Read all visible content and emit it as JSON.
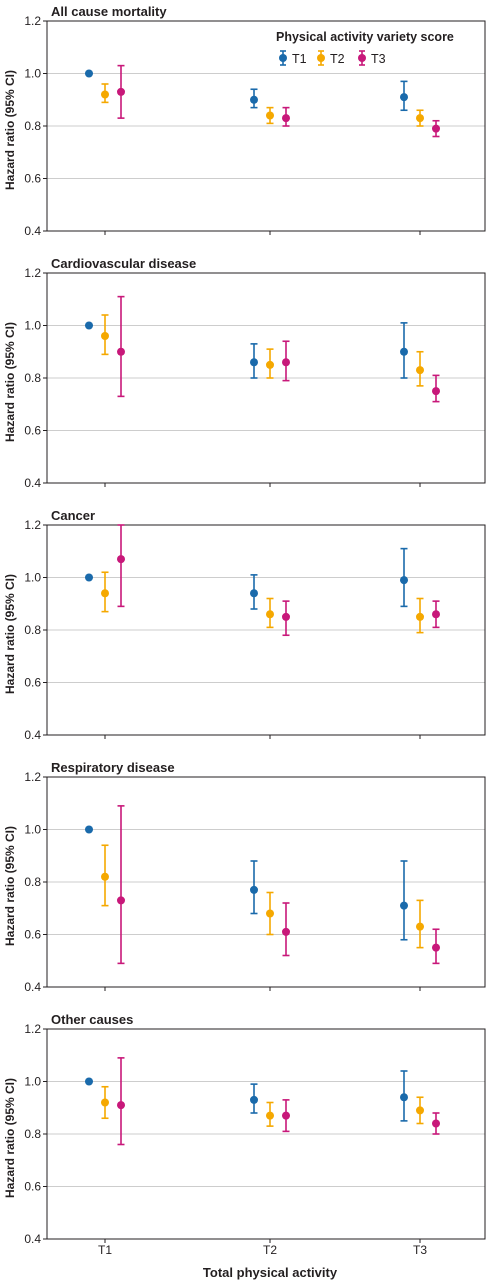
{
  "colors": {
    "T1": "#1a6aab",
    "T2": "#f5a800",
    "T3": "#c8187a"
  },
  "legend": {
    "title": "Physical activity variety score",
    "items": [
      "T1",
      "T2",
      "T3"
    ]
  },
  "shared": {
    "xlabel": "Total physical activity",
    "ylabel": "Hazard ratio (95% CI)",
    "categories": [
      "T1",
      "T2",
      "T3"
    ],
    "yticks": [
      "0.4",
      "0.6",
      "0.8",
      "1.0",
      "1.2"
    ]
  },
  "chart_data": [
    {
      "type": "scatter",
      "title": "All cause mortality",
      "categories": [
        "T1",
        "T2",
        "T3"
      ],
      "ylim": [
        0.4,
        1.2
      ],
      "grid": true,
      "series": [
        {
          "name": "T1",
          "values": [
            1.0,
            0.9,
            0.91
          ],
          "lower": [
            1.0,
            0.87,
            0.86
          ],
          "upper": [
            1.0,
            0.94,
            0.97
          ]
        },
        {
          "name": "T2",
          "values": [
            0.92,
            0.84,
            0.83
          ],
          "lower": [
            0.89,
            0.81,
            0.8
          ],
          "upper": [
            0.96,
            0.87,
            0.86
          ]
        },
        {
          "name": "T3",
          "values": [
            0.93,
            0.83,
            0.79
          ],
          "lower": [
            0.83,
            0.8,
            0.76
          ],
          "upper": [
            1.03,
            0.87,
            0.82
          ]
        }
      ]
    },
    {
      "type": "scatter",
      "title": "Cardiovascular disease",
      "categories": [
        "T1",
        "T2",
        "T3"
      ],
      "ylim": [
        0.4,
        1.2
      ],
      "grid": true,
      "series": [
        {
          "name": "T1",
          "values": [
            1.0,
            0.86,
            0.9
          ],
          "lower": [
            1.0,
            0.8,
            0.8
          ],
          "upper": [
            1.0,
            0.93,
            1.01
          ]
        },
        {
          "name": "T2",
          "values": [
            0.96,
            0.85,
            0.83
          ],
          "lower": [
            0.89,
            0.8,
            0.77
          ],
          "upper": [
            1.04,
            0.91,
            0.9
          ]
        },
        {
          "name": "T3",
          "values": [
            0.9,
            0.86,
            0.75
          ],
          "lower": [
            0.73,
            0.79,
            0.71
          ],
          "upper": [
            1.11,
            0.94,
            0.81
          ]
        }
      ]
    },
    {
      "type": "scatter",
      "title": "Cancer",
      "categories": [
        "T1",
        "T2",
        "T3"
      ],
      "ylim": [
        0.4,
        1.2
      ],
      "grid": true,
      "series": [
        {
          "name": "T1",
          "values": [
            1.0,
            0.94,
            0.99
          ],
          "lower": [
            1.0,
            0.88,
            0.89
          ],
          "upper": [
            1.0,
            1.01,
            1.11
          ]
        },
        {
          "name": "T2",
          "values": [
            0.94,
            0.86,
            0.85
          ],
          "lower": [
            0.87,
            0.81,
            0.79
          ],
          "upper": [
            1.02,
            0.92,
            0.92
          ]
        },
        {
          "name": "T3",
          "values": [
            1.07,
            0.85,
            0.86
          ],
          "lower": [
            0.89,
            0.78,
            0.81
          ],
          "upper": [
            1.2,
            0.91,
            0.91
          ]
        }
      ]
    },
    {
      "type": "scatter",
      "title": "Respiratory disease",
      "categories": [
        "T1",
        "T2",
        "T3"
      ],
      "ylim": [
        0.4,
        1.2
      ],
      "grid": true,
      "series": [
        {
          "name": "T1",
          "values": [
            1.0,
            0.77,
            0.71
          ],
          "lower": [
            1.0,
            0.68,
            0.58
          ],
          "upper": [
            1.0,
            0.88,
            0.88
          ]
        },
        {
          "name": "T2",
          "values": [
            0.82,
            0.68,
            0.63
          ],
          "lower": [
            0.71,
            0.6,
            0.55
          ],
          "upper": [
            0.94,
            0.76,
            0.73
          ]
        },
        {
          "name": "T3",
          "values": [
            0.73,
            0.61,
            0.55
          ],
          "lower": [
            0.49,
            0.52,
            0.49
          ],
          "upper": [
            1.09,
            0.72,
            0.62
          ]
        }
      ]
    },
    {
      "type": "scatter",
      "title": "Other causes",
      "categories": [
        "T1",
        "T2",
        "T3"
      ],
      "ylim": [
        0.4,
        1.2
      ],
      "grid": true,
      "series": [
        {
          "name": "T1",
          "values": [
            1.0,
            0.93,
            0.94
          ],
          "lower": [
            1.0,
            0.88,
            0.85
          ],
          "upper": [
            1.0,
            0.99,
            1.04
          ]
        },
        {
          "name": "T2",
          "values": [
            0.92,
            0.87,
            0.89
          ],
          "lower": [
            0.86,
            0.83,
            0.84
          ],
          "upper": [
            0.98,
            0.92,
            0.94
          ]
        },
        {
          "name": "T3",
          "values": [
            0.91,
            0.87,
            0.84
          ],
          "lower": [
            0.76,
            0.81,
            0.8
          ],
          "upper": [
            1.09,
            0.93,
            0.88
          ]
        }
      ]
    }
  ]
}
____
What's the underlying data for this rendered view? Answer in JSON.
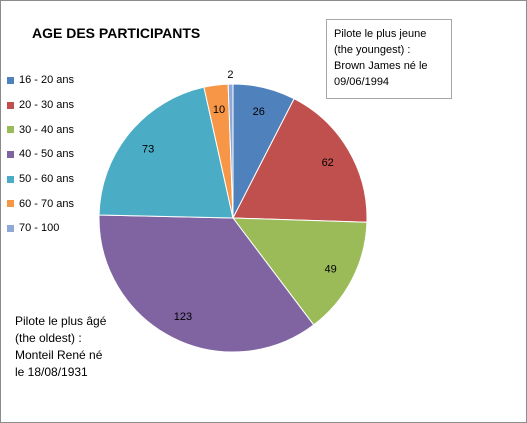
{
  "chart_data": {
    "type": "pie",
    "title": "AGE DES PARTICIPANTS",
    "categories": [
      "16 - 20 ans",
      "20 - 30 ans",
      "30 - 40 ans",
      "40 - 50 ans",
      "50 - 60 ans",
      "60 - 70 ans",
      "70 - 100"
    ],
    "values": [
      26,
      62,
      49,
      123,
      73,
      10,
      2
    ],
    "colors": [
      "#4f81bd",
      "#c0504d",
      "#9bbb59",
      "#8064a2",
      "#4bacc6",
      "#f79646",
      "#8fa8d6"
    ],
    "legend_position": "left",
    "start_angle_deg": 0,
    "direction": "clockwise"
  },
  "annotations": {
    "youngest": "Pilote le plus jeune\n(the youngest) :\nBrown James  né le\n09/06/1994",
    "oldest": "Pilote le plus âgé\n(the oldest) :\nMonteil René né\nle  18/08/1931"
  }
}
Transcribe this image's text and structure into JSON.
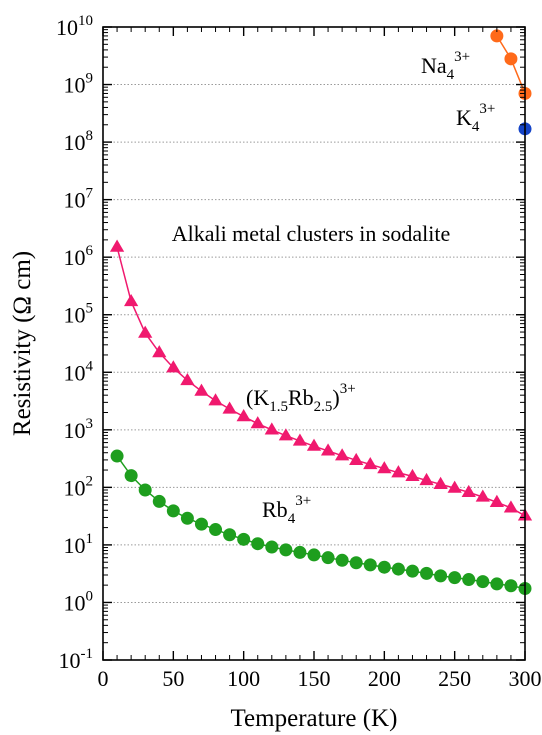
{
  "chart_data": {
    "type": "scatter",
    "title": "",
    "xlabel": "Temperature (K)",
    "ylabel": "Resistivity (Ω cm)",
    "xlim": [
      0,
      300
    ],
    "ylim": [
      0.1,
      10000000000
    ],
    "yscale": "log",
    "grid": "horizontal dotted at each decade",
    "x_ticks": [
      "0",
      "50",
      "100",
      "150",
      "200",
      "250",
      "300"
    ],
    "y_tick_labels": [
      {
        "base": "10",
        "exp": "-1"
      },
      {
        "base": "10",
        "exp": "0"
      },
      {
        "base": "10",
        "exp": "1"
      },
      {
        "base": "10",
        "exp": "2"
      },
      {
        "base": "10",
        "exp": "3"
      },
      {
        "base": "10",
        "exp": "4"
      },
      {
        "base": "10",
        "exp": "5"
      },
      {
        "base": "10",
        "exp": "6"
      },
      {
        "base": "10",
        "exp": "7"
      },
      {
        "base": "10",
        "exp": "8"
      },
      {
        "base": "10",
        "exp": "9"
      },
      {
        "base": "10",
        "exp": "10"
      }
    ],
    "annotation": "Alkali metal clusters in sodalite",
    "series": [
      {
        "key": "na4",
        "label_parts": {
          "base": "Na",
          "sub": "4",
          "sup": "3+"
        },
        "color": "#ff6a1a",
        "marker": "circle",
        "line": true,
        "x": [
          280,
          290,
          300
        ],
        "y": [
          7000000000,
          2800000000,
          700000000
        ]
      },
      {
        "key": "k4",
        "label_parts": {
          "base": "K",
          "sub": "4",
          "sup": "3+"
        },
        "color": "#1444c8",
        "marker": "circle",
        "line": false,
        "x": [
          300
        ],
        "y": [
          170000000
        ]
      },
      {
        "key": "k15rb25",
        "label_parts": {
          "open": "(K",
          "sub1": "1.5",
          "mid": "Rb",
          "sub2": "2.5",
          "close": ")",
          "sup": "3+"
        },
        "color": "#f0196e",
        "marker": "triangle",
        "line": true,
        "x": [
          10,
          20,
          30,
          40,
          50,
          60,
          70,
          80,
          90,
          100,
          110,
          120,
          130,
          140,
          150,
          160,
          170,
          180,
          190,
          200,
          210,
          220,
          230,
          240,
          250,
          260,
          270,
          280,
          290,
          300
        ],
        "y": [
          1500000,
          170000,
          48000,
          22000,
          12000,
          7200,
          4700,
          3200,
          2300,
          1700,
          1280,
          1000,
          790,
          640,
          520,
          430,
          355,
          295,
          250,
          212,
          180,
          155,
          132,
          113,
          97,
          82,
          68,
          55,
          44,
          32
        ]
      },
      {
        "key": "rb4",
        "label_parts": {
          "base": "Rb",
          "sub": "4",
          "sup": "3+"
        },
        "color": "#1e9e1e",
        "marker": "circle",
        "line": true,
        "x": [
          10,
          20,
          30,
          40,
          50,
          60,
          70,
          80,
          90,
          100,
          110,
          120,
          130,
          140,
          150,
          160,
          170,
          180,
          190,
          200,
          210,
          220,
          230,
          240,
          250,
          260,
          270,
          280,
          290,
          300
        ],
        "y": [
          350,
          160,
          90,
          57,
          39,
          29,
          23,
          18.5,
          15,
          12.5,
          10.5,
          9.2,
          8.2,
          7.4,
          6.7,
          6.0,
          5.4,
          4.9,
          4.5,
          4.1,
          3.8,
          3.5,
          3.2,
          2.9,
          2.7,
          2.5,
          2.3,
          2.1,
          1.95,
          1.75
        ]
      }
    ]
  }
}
____
What needs to be done » Copy every line of the listing that includes the string "xlabel".

Reply to the exercise »
    "xlabel": "Total physical activity",
    "xlabel": "Temperature (K)",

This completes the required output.